■ Written task: Each line that includes "icon" counts once; give the total and nothing besides.

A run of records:
☆ ☆ ☆ ☆ ☆ ☆ ☆

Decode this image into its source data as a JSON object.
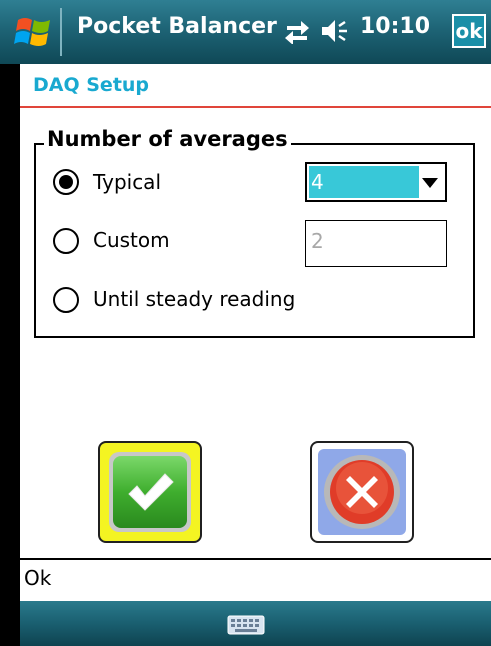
{
  "titlebar": {
    "app_title": "Pocket Balancer",
    "clock": "10:10",
    "ok_label": "ok",
    "start_icon": "windows-flag-icon",
    "connectivity_icon": "connectivity-arrows-icon",
    "volume_icon": "speaker-icon"
  },
  "page": {
    "title": "DAQ Setup",
    "accent_color": "#19a9d0",
    "rule_color": "#e0453a"
  },
  "averages_group": {
    "legend": "Number of averages",
    "options": [
      {
        "label": "Typical",
        "selected": true
      },
      {
        "label": "Custom",
        "selected": false
      },
      {
        "label": "Until steady reading",
        "selected": false
      }
    ],
    "typical_select": {
      "value": "4"
    },
    "custom_input": {
      "value": "2"
    }
  },
  "actions": {
    "confirm_icon": "checkmark-icon",
    "cancel_icon": "cancel-x-icon"
  },
  "status": {
    "text": "Ok"
  },
  "bottom_bar": {
    "keyboard_icon": "keyboard-icon"
  }
}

☆ ☆ ☆ ☆ ☆ ☆ ☆

■ Complete answer: 6